======== DATA PROVIDED
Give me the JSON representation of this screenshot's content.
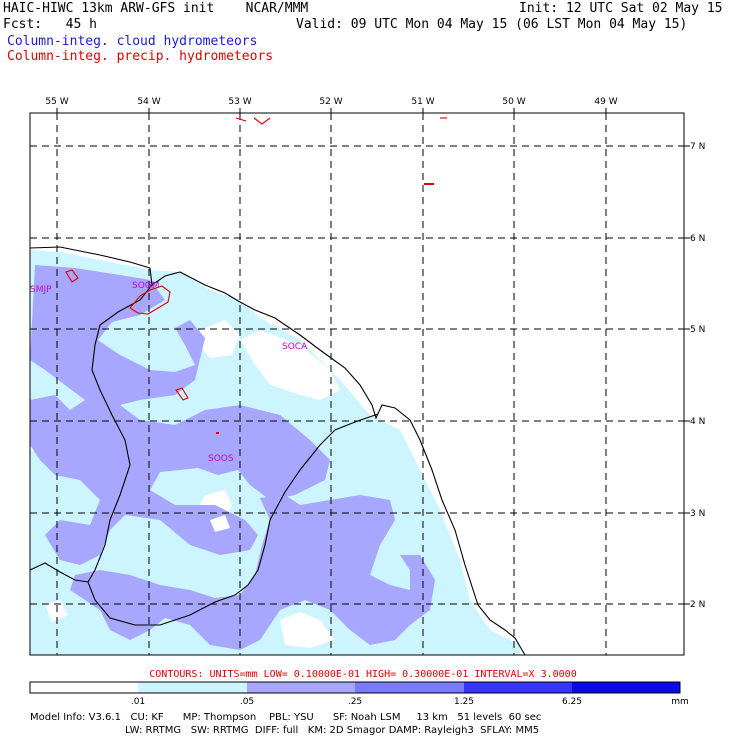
{
  "header": {
    "model_line": "HAIC-HIWC 13km ARW-GFS init    NCAR/MMM",
    "init_line": "Init: 12 UTC Sat 02 May 15",
    "fcst_line": "Fcst:   45 h",
    "valid_line": "Valid: 09 UTC Mon 04 May 15 (06 LST Mon 04 May 15)",
    "field1": "Column-integ. cloud hydrometeors",
    "field2": "Column-integ. precip. hydrometeors"
  },
  "colors": {
    "field1": "#1a1ad6",
    "field2": "#e00000",
    "shade_light": "#ccf5ff",
    "shade_mid": "#a7a7ff",
    "shade_dark": "#7a7aff",
    "shade_deep": "#3535ff",
    "shade_max": "#0a0ae6",
    "station": "#cc00cc"
  },
  "map": {
    "lon_labels": [
      "55 W",
      "54 W",
      "53 W",
      "52 W",
      "51 W",
      "50 W",
      "49 W"
    ],
    "lat_labels": [
      "7 N",
      "6 N",
      "5 N",
      "4 N",
      "3 N",
      "2 N"
    ],
    "stations": [
      "SMJP",
      "SOGM",
      "SOCA",
      "SOOS"
    ]
  },
  "contours_line": "CONTOURS:  UNITS=mm  LOW= 0.10000E-01  HIGH= 0.30000E-01  INTERVAL=X  3.0000",
  "colorbar": {
    "labels": [
      ".01",
      ".05",
      ".25",
      "1.25",
      "6.25"
    ],
    "unit": "mm"
  },
  "footer": {
    "line1": "Model Info: V3.6.1   CU: KF      MP: Thompson    PBL: YSU      SF: Noah LSM     13 km   51 levels  60 sec",
    "line2": "LW: RRTMG   SW: RRTMG  DIFF: full   KM: 2D Smagor DAMP: Rayleigh3  SFLAY: MM5"
  }
}
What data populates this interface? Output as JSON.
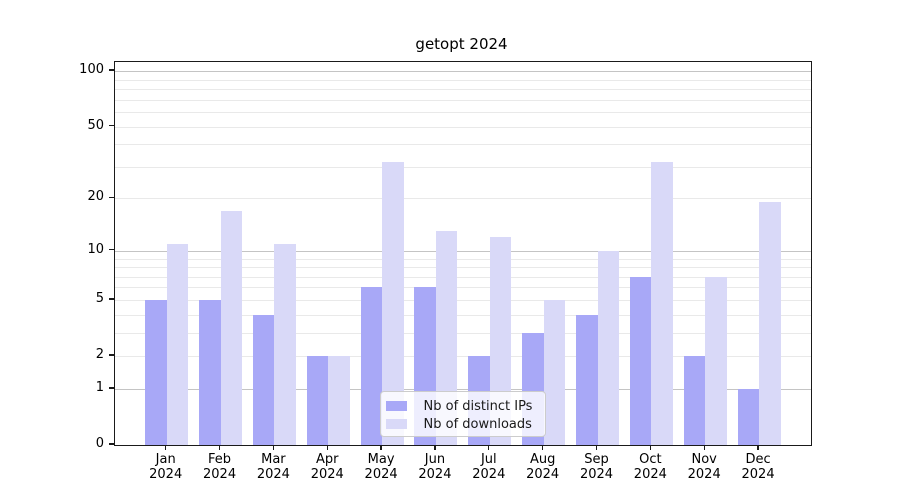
{
  "title": "getopt 2024",
  "chart_data": {
    "type": "bar",
    "title": "getopt 2024",
    "categories": [
      "Jan",
      "Feb",
      "Mar",
      "Apr",
      "May",
      "Jun",
      "Jul",
      "Aug",
      "Sep",
      "Oct",
      "Nov",
      "Dec"
    ],
    "year_label": "2024",
    "series": [
      {
        "name": "Nb of distinct IPs",
        "color": "#a8a8f7",
        "values": [
          5,
          5,
          4,
          2,
          6,
          6,
          2,
          3,
          4,
          7,
          2,
          1
        ]
      },
      {
        "name": "Nb of downloads",
        "color": "#d9d9f8",
        "values": [
          11,
          17,
          11,
          2,
          32,
          13,
          12,
          5,
          10,
          32,
          7,
          19
        ]
      }
    ],
    "xlabel": "",
    "ylabel": "",
    "yscale": "log1p",
    "ylim": [
      0,
      112
    ],
    "ytick_labels": [
      0,
      1,
      2,
      5,
      10,
      20,
      50,
      100
    ],
    "major_gridlines": [
      1,
      10,
      100
    ],
    "minor_gridlines": [
      2,
      3,
      4,
      5,
      6,
      7,
      8,
      9,
      20,
      30,
      40,
      50,
      60,
      70,
      80,
      90
    ],
    "grid": true,
    "legend_position": "lower center"
  },
  "colors": {
    "bar_distinct_ips": "#a8a8f7",
    "bar_downloads": "#d9d9f8",
    "grid_major": "#c4c4c4",
    "grid_minor": "#e9e9e9",
    "axis": "#1a1a1a",
    "legend_border": "#cccccc"
  }
}
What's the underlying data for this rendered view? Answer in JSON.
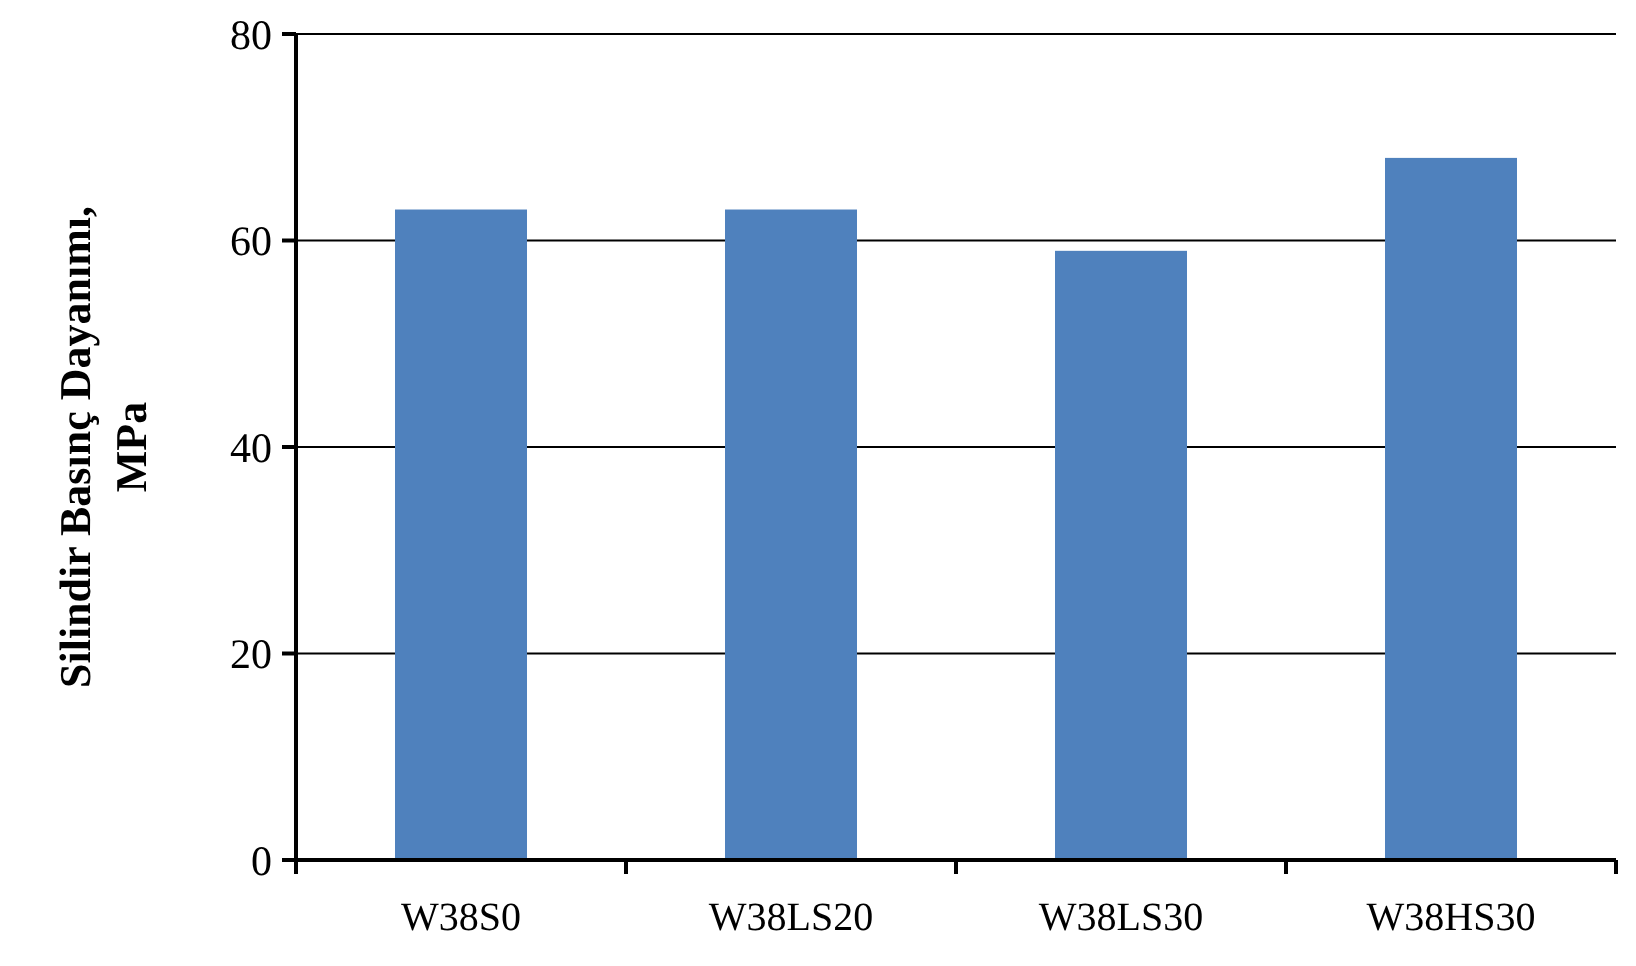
{
  "chart_data": {
    "type": "bar",
    "ylabel": "Silindir Basınç Dayanımı, MPa",
    "categories": [
      "W38S0",
      "W38LS20",
      "W38LS30",
      "W38HS30"
    ],
    "values": [
      63,
      63,
      59,
      68
    ],
    "color": "#4f81bd",
    "ylim": [
      0,
      80
    ],
    "yticks": [
      0,
      20,
      40,
      60,
      80
    ],
    "grid": "y"
  }
}
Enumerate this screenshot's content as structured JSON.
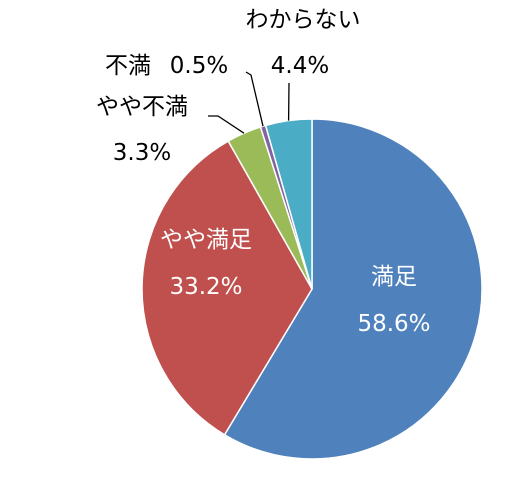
{
  "chart_data": {
    "type": "pie",
    "start_angle_deg": 0,
    "direction": "clockwise",
    "slices": [
      {
        "name": "満足",
        "value": 58.6,
        "label": "58.6%",
        "color": "#4F81BD",
        "label_color": "#FFFFFF"
      },
      {
        "name": "やや満足",
        "value": 33.2,
        "label": "33.2%",
        "color": "#C0504D",
        "label_color": "#FFFFFF"
      },
      {
        "name": "やや不満",
        "value": 3.3,
        "label": "3.3%",
        "color": "#9BBB59",
        "label_color": "#000000"
      },
      {
        "name": "不満",
        "value": 0.5,
        "label": "0.5%",
        "color": "#8064A2",
        "label_color": "#000000"
      },
      {
        "name": "わからない",
        "value": 4.4,
        "label": "4.4%",
        "color": "#4BACC6",
        "label_color": "#000000"
      }
    ]
  }
}
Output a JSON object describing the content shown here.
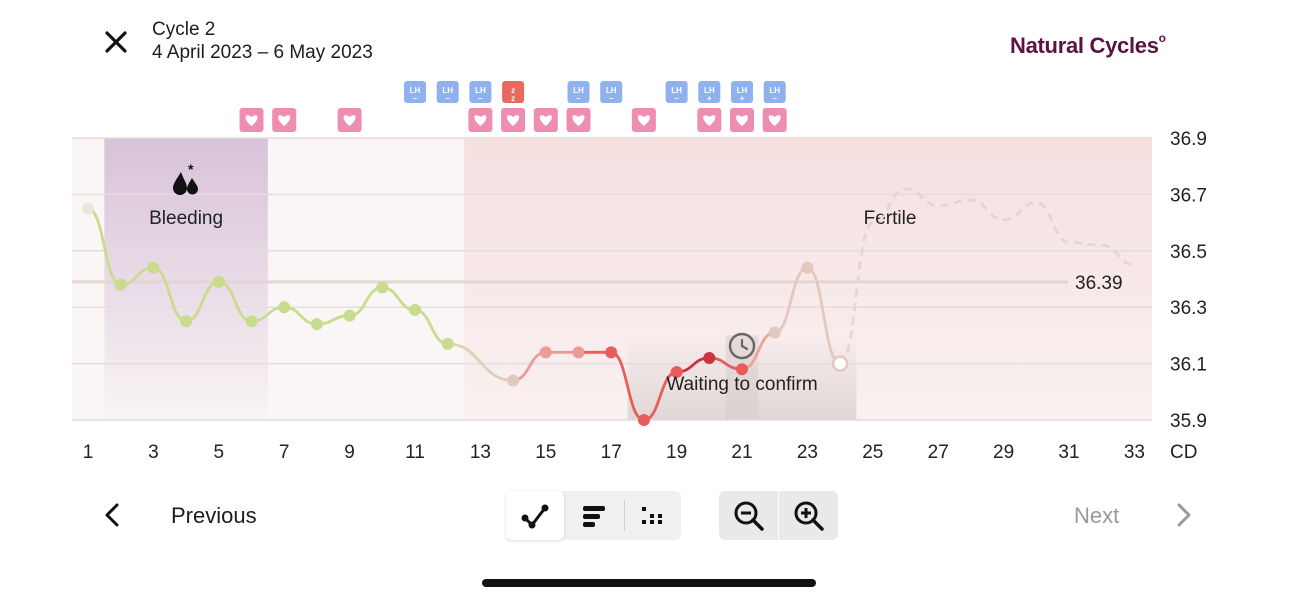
{
  "header": {
    "cycle_title": "Cycle 2",
    "cycle_dates": "4 April 2023 – 6 May 2023",
    "brand": "Natural Cycles"
  },
  "nav": {
    "previous_label": "Previous",
    "next_label": "Next"
  },
  "colors": {
    "brand": "#5a1347",
    "follicular_line": "#c9dc8e",
    "luteal_line": "#e2c8bd",
    "fertile_point": "#e85c5c",
    "confirm_point": "#c9353a",
    "lh_badge": "#8fb1ee",
    "lh_high_badge": "#e86a5d",
    "sex_badge": "#ef8db0",
    "bleeding_band": "#d8c2d8",
    "fertile_band": "#f6e0e0"
  },
  "chart_data": {
    "type": "line",
    "xlabel": "CD",
    "xticks": [
      1,
      3,
      5,
      7,
      9,
      11,
      13,
      15,
      17,
      19,
      21,
      23,
      25,
      27,
      29,
      31,
      33
    ],
    "yticks": [
      35.9,
      36.1,
      36.3,
      36.5,
      36.7,
      36.9
    ],
    "ylim": [
      35.9,
      36.9
    ],
    "xlim": [
      1,
      33
    ],
    "coverline": {
      "value": 36.39,
      "label": "36.39"
    },
    "annotations": {
      "bleeding": "Bleeding",
      "fertile": "Fertile",
      "waiting": "Waiting to confirm"
    },
    "bleeding_days": [
      2,
      6
    ],
    "fertile_days": [
      13,
      25
    ],
    "waiting_days": [
      18,
      24
    ],
    "series": [
      {
        "name": "temperature",
        "points": [
          {
            "day": 1,
            "temp": 36.65,
            "phase": "previous"
          },
          {
            "day": 2,
            "temp": 36.38,
            "phase": "follicular"
          },
          {
            "day": 3,
            "temp": 36.44,
            "phase": "follicular"
          },
          {
            "day": 4,
            "temp": 36.25,
            "phase": "follicular"
          },
          {
            "day": 5,
            "temp": 36.39,
            "phase": "follicular"
          },
          {
            "day": 6,
            "temp": 36.25,
            "phase": "follicular"
          },
          {
            "day": 7,
            "temp": 36.3,
            "phase": "follicular"
          },
          {
            "day": 8,
            "temp": 36.24,
            "phase": "follicular"
          },
          {
            "day": 9,
            "temp": 36.27,
            "phase": "follicular"
          },
          {
            "day": 10,
            "temp": 36.37,
            "phase": "follicular"
          },
          {
            "day": 11,
            "temp": 36.29,
            "phase": "follicular"
          },
          {
            "day": 12,
            "temp": 36.17,
            "phase": "follicular"
          },
          {
            "day": 14,
            "temp": 36.04,
            "phase": "luteal"
          },
          {
            "day": 15,
            "temp": 36.14,
            "phase": "fertile-light"
          },
          {
            "day": 16,
            "temp": 36.14,
            "phase": "fertile-light"
          },
          {
            "day": 17,
            "temp": 36.14,
            "phase": "fertile"
          },
          {
            "day": 18,
            "temp": 35.9,
            "phase": "fertile"
          },
          {
            "day": 19,
            "temp": 36.07,
            "phase": "fertile"
          },
          {
            "day": 20,
            "temp": 36.12,
            "phase": "confirm"
          },
          {
            "day": 21,
            "temp": 36.08,
            "phase": "fertile"
          },
          {
            "day": 22,
            "temp": 36.21,
            "phase": "luteal"
          },
          {
            "day": 23,
            "temp": 36.44,
            "phase": "luteal"
          },
          {
            "day": 24,
            "temp": 36.1,
            "phase": "today"
          }
        ]
      },
      {
        "name": "prediction",
        "points": [
          {
            "day": 24,
            "temp": 36.1
          },
          {
            "day": 25,
            "temp": 36.6
          },
          {
            "day": 26,
            "temp": 36.72
          },
          {
            "day": 27,
            "temp": 36.66
          },
          {
            "day": 28,
            "temp": 36.68
          },
          {
            "day": 29,
            "temp": 36.61
          },
          {
            "day": 30,
            "temp": 36.67
          },
          {
            "day": 31,
            "temp": 36.53
          },
          {
            "day": 32,
            "temp": 36.52
          },
          {
            "day": 33,
            "temp": 36.45
          }
        ]
      }
    ],
    "lh_tests": [
      {
        "day": 11,
        "result": "negative",
        "label": "LH"
      },
      {
        "day": 12,
        "result": "negative",
        "label": "LH"
      },
      {
        "day": 13,
        "result": "negative",
        "label": "LH"
      },
      {
        "day": 14,
        "result": "peak",
        "label": "z"
      },
      {
        "day": 16,
        "result": "negative",
        "label": "LH"
      },
      {
        "day": 17,
        "result": "negative",
        "label": "LH"
      },
      {
        "day": 19,
        "result": "negative",
        "label": "LH"
      },
      {
        "day": 20,
        "result": "positive",
        "label": "LH"
      },
      {
        "day": 21,
        "result": "positive",
        "label": "LH"
      },
      {
        "day": 22,
        "result": "negative",
        "label": "LH"
      }
    ],
    "sex_days": [
      6,
      7,
      9,
      13,
      14,
      15,
      16,
      18,
      20,
      21,
      22
    ]
  }
}
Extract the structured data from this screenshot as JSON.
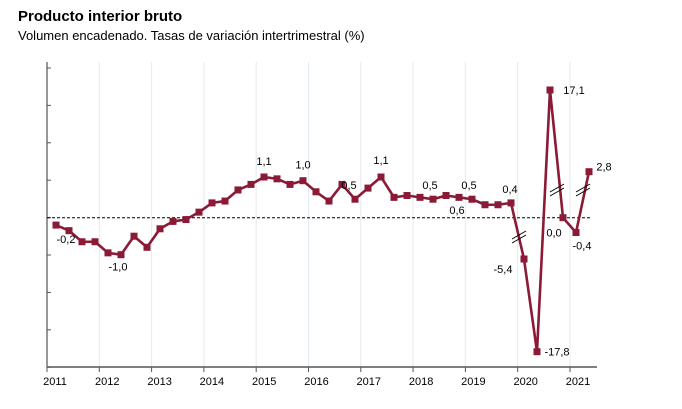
{
  "chart_data": {
    "type": "line",
    "title": "Producto interior bruto",
    "subtitle": "Volumen encadenado. Tasas de variación intertrimestral (%)",
    "xlabel": "",
    "ylabel": "",
    "x_tick_labels": [
      "2011",
      "2012",
      "2013",
      "2014",
      "2015",
      "2016",
      "2017",
      "2018",
      "2019",
      "2020",
      "2021"
    ],
    "frequency": "quarterly",
    "start": "2011 Q1",
    "values": [
      -0.2,
      -0.35,
      -0.65,
      -0.65,
      -0.95,
      -1.0,
      -0.5,
      -0.8,
      -0.3,
      -0.1,
      -0.05,
      0.15,
      0.4,
      0.45,
      0.75,
      0.9,
      1.1,
      1.05,
      0.9,
      1.0,
      0.7,
      0.45,
      0.9,
      0.5,
      0.8,
      1.1,
      0.55,
      0.6,
      0.55,
      0.5,
      0.6,
      0.55,
      0.5,
      0.35,
      0.35,
      0.4,
      -5.4,
      -17.8,
      17.1,
      0.0,
      -0.4,
      2.8
    ],
    "data_labels": [
      {
        "index": 0,
        "text": "-0,2"
      },
      {
        "index": 5,
        "text": "-1,0"
      },
      {
        "index": 16,
        "text": "1,1"
      },
      {
        "index": 19,
        "text": "1,0"
      },
      {
        "index": 23,
        "text": "0,5"
      },
      {
        "index": 25,
        "text": "1,1"
      },
      {
        "index": 29,
        "text": "0,5"
      },
      {
        "index": 32,
        "text": "0,5"
      },
      {
        "index": 31,
        "text": "0,6"
      },
      {
        "index": 35,
        "text": "0,4"
      },
      {
        "index": 36,
        "text": "-5,4"
      },
      {
        "index": 37,
        "text": "-17,8"
      },
      {
        "index": 38,
        "text": "17,1"
      },
      {
        "index": 39,
        "text": "0,0"
      },
      {
        "index": 40,
        "text": "-0,4"
      },
      {
        "index": 41,
        "text": "2,8"
      }
    ],
    "axis_break": true,
    "reference_line": 0,
    "grid": "vertical-light",
    "legend": "none",
    "series_color": "#8b1a36"
  }
}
================
_GIVEN TASK_
Report only the number of lines in the listing that contain the word "screenshot".

_REPLY TO THE TASK_
3